* [Request]
Repeat every line exactly, keeping the pictures out of the copy.

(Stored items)
□ □ □ □ □

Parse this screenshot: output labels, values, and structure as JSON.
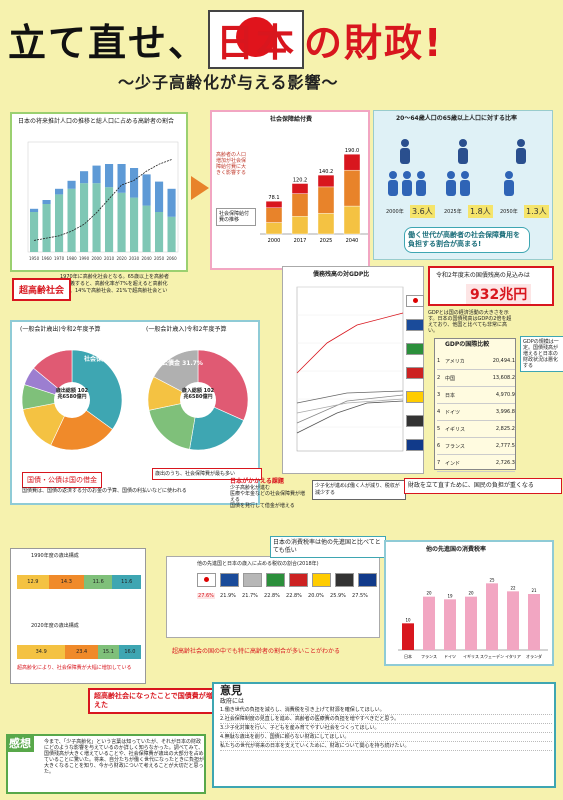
{
  "header": {
    "title_a": "立て直せ、",
    "title_b": "日本",
    "title_c": "の財政!",
    "subtitle": "〜少子高齢化が与える影響〜"
  },
  "sec1": {
    "chart_title": "日本の将来推計人口の推移と総人口に占める高齢者の割合",
    "label": "超高齢社会",
    "note": "1970年に高齢化社会となる。65歳以上を高齢者と定義すると、高齢化率が7%を超えると高齢化社会、14%で高齢社会、21%で超高齢社会という",
    "chart_data": {
      "type": "bar",
      "categories": [
        "1950",
        "1960",
        "1970",
        "1980",
        "1990",
        "2000",
        "2010",
        "2020",
        "2030",
        "2040",
        "2050",
        "2060"
      ],
      "series": [
        {
          "name": "15-64",
          "values": [
            5000,
            6000,
            7200,
            7900,
            8600,
            8600,
            8100,
            7400,
            6800,
            5800,
            5000,
            4400
          ]
        },
        {
          "name": "65+",
          "values": [
            400,
            500,
            700,
            1000,
            1500,
            2200,
            2900,
            3600,
            3700,
            3900,
            3800,
            3500
          ]
        }
      ],
      "ratio_line": [
        5,
        6,
        7,
        9,
        12,
        17,
        23,
        29,
        31,
        35,
        38,
        40
      ]
    }
  },
  "sec2": {
    "title": "社会保障給付費",
    "left_note": "高齢者の人口増加が社会保障給付費に大きく影響する",
    "legend": [
      "医療",
      "年金",
      "福祉その他"
    ],
    "box_note": "社会保障給付費の推移",
    "chart_data": {
      "type": "bar",
      "categories": [
        "2000",
        "2017",
        "2025",
        "2040"
      ],
      "totals": [
        "78.1",
        "120.2",
        "140.2",
        "190.0"
      ]
    }
  },
  "sec3": {
    "title": "20〜64歳人口の65歳以上人口に対する比率",
    "years": [
      "2000年",
      "2025年",
      "2050年"
    ],
    "ratios": [
      "3.6人",
      "1.8人",
      "1.3人"
    ],
    "message": "働く世代が高齢者の社会保障費用を負担する割合が高まる!"
  },
  "debt": {
    "chart_title": "債務残高の対GDP比",
    "amount_label": "令和2年度末の国債残高の見込みは",
    "amount": "932兆円",
    "note": "GDPとは国の経済活動の大きさを示す。日本の国債残高はGDPの2倍を超えており、他国と比べても非常に高い。",
    "rank_title": "GDPの国際比較",
    "side_note": "GDPの規模は一定。国債残高が増えると日本の財政状況は悪化する",
    "gdp_rows": [
      {
        "rank": "1",
        "country": "アメリカ",
        "value": "20,494.1"
      },
      {
        "rank": "2",
        "country": "中国",
        "value": "13,608.2"
      },
      {
        "rank": "3",
        "country": "日本",
        "value": "4,970.9"
      },
      {
        "rank": "4",
        "country": "ドイツ",
        "value": "3,996.8"
      },
      {
        "rank": "5",
        "country": "イギリス",
        "value": "2,825.2"
      },
      {
        "rank": "6",
        "country": "フランス",
        "value": "2,777.5"
      },
      {
        "rank": "7",
        "country": "インド",
        "value": "2,726.3"
      }
    ]
  },
  "budget": {
    "left_title": "(一般会計歳出)令和2年度予算",
    "right_title": "(一般会計歳入)令和2年度予算",
    "left_center": "歳出総額 102兆6580億円",
    "right_center": "歳入総額 102兆6580億円",
    "left_label": "社会保障",
    "right_label": "公債金",
    "left_pct": "35.0%",
    "right_pct": "31.7%",
    "note_a": "国債・公債は国の借金",
    "note_b": "歳出のうち、社会保障費が最も多い",
    "note_c": "国債費は、国債の返済する分のお金の予算、国債の利払いなどに使われる"
  },
  "mid": {
    "issue_title": "日本がかかえる課題",
    "issue_1": "少子高齢化が進む",
    "issue_2": "医療や年金などの社会保障費が増える",
    "issue_3": "国債を発行して借金が増える",
    "effect_1": "少子化が進めば働く人が減り、税収が減少する",
    "result": "財政を立て直すために、国民の負担が重くなる",
    "tax_note": "日本の消費税率は他の先進国と比べてとても低い",
    "world_title": "他の先進国と日本の比較",
    "burden": "国民負担率"
  },
  "tax_chart": {
    "title": "他の先進国の消費税率",
    "chart_data": {
      "type": "bar",
      "categories": [
        "日本",
        "フランス",
        "ドイツ",
        "イギリス",
        "スウェーデン",
        "イタリア",
        "オランダ"
      ],
      "values": [
        10,
        20,
        19,
        20,
        25,
        22,
        21
      ]
    }
  },
  "ratio_table": {
    "title": "他の先進国と日本の歳入に占める税収の割合(2018年)",
    "values": [
      "27.6%",
      "21.9%",
      "21.7%",
      "22.8%",
      "22.8%",
      "20.0%",
      "25.9%",
      "27.5%"
    ],
    "caption": "超高齢社会の国の中でも特に高齢者の割合が多いことがわかる"
  },
  "fiscal": {
    "title_1": "1990年度の歳出構成",
    "title_2": "2020年度の歳出構成",
    "vals_1": [
      "12.9",
      "14.3",
      "11.6",
      "11.6"
    ],
    "vals_2": [
      "34.9",
      "23.4",
      "15.1",
      "16.0"
    ],
    "message": "超高齢社会になったことで国債費が増えた",
    "note": "超高齢化により、社会保障費が大幅に増加している"
  },
  "opinion": {
    "title": "意見",
    "lead": "政府には",
    "lines": [
      "1.働き世代の負担を減らし、消費税を引き上げて財源を確保してほしい。",
      "2.社会保障制度の見直しを進め、高齢者の医療費の負担を増やすべきだと思う。",
      "3.少子化対策を行い、子どもを産み育てやすい社会をつくってほしい。",
      "4.無駄な歳出を削り、国債に頼らない財政にしてほしい。",
      "私たちの世代が将来の日本を支えていくために、財政について関心を持ち続けたい。"
    ]
  },
  "impression": {
    "title": "感想",
    "text": "今まで、「少子高齢化」という言葉は知っていたが、それが日本の財政にどのような影響を与えているのか詳しく知らなかった。調べてみて、国債残高が大きく増えていることや、社会保障費が歳出の大部分を占めていることに驚いた。将来、自分たちが働く世代になったときに負担が大きくなることを知り、今から財政について考えることが大切だと思った。"
  },
  "colors": {
    "bg": "#f6f2ae",
    "red": "#d8161e",
    "green": "#58a84a",
    "teal": "#3ea6b2",
    "pink": "#f2a6c2",
    "blue": "#2f64b6"
  }
}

□ □ □ □ □

* [Complete response]
Parse this screenshot: output labels, values, and structure as JSON.
{
  "header": {
    "title_a": "立て直せ、",
    "title_b": "日本",
    "title_c": "の財政!",
    "subtitle": "〜少子高齢化が与える影響〜"
  },
  "sec1": {
    "chart_title": "日本の将来推計人口の推移と総人口に占める高齢者の割合",
    "label": "超高齢社会",
    "note": "1970年に高齢化社会となる。65歳以上を高齢者と定義すると、高齢化率が7%を超えると高齢化社会、14%で高齢社会、21%で超高齢社会という",
    "chart_data": {
      "type": "bar",
      "categories": [
        "1950",
        "1960",
        "1970",
        "1980",
        "1990",
        "2000",
        "2010",
        "2020",
        "2030",
        "2040",
        "2050",
        "2060"
      ],
      "series": [
        {
          "name": "15-64",
          "values": [
            5000,
            6000,
            7200,
            7900,
            8600,
            8600,
            8100,
            7400,
            6800,
            5800,
            5000,
            4400
          ]
        },
        {
          "name": "65+",
          "values": [
            400,
            500,
            700,
            1000,
            1500,
            2200,
            2900,
            3600,
            3700,
            3900,
            3800,
            3500
          ]
        }
      ],
      "ratio_line": [
        5,
        6,
        7,
        9,
        12,
        17,
        23,
        29,
        31,
        35,
        38,
        40
      ]
    }
  },
  "sec2": {
    "title": "社会保障給付費",
    "left_note": "高齢者の人口増加が社会保障給付費に大きく影響する",
    "legend": [
      "医療",
      "年金",
      "福祉その他"
    ],
    "box_note": "社会保障給付費の推移",
    "chart_data": {
      "type": "bar",
      "categories": [
        "2000",
        "2017",
        "2025",
        "2040"
      ],
      "totals": [
        "78.1",
        "120.2",
        "140.2",
        "190.0"
      ]
    }
  },
  "sec3": {
    "title": "20〜64歳人口の65歳以上人口に対する比率",
    "years": [
      "2000年",
      "2025年",
      "2050年"
    ],
    "ratios": [
      "3.6人",
      "1.8人",
      "1.3人"
    ],
    "message": "働く世代が高齢者の社会保障費用を負担する割合が高まる!"
  },
  "debt": {
    "chart_title": "債務残高の対GDP比",
    "amount_label": "令和2年度末の国債残高の見込みは",
    "amount": "932兆円",
    "note": "GDPとは国の経済活動の大きさを示す。日本の国債残高はGDPの2倍を超えており、他国と比べても非常に高い。",
    "rank_title": "GDPの国際比較",
    "side_note": "GDPの規模は一定。国債残高が増えると日本の財政状況は悪化する",
    "gdp_rows": [
      {
        "rank": "1",
        "country": "アメリカ",
        "value": "20,494.1"
      },
      {
        "rank": "2",
        "country": "中国",
        "value": "13,608.2"
      },
      {
        "rank": "3",
        "country": "日本",
        "value": "4,970.9"
      },
      {
        "rank": "4",
        "country": "ドイツ",
        "value": "3,996.8"
      },
      {
        "rank": "5",
        "country": "イギリス",
        "value": "2,825.2"
      },
      {
        "rank": "6",
        "country": "フランス",
        "value": "2,777.5"
      },
      {
        "rank": "7",
        "country": "インド",
        "value": "2,726.3"
      }
    ]
  },
  "budget": {
    "left_title": "(一般会計歳出)令和2年度予算",
    "right_title": "(一般会計歳入)令和2年度予算",
    "left_center": "歳出総額 102兆6580億円",
    "right_center": "歳入総額 102兆6580億円",
    "left_label": "社会保障",
    "right_label": "公債金",
    "left_pct": "35.0%",
    "right_pct": "31.7%",
    "note_a": "国債・公債は国の借金",
    "note_b": "歳出のうち、社会保障費が最も多い",
    "note_c": "国債費は、国債の返済する分のお金の予算、国債の利払いなどに使われる"
  },
  "mid": {
    "issue_title": "日本がかかえる課題",
    "issue_1": "少子高齢化が進む",
    "issue_2": "医療や年金などの社会保障費が増える",
    "issue_3": "国債を発行して借金が増える",
    "effect_1": "少子化が進めば働く人が減り、税収が減少する",
    "result": "財政を立て直すために、国民の負担が重くなる",
    "tax_note": "日本の消費税率は他の先進国と比べてとても低い",
    "world_title": "他の先進国と日本の比較",
    "burden": "国民負担率"
  },
  "tax_chart": {
    "title": "他の先進国の消費税率",
    "chart_data": {
      "type": "bar",
      "categories": [
        "日本",
        "フランス",
        "ドイツ",
        "イギリス",
        "スウェーデン",
        "イタリア",
        "オランダ"
      ],
      "values": [
        10,
        20,
        19,
        20,
        25,
        22,
        21
      ]
    }
  },
  "ratio_table": {
    "title": "他の先進国と日本の歳入に占める税収の割合(2018年)",
    "values": [
      "27.6%",
      "21.9%",
      "21.7%",
      "22.8%",
      "22.8%",
      "20.0%",
      "25.9%",
      "27.5%"
    ],
    "caption": "超高齢社会の国の中でも特に高齢者の割合が多いことがわかる"
  },
  "fiscal": {
    "title_1": "1990年度の歳出構成",
    "title_2": "2020年度の歳出構成",
    "vals_1": [
      "12.9",
      "14.3",
      "11.6",
      "11.6"
    ],
    "vals_2": [
      "34.9",
      "23.4",
      "15.1",
      "16.0"
    ],
    "message": "超高齢社会になったことで国債費が増えた",
    "note": "超高齢化により、社会保障費が大幅に増加している"
  },
  "opinion": {
    "title": "意見",
    "lead": "政府には",
    "lines": [
      "1.働き世代の負担を減らし、消費税を引き上げて財源を確保してほしい。",
      "2.社会保障制度の見直しを進め、高齢者の医療費の負担を増やすべきだと思う。",
      "3.少子化対策を行い、子どもを産み育てやすい社会をつくってほしい。",
      "4.無駄な歳出を削り、国債に頼らない財政にしてほしい。",
      "私たちの世代が将来の日本を支えていくために、財政について関心を持ち続けたい。"
    ]
  },
  "impression": {
    "title": "感想",
    "text": "今まで、「少子高齢化」という言葉は知っていたが、それが日本の財政にどのような影響を与えているのか詳しく知らなかった。調べてみて、国債残高が大きく増えていることや、社会保障費が歳出の大部分を占めていることに驚いた。将来、自分たちが働く世代になったときに負担が大きくなることを知り、今から財政について考えることが大切だと思った。"
  },
  "colors": {
    "bg": "#f6f2ae",
    "red": "#d8161e",
    "green": "#58a84a",
    "teal": "#3ea6b2",
    "pink": "#f2a6c2",
    "blue": "#2f64b6"
  }
}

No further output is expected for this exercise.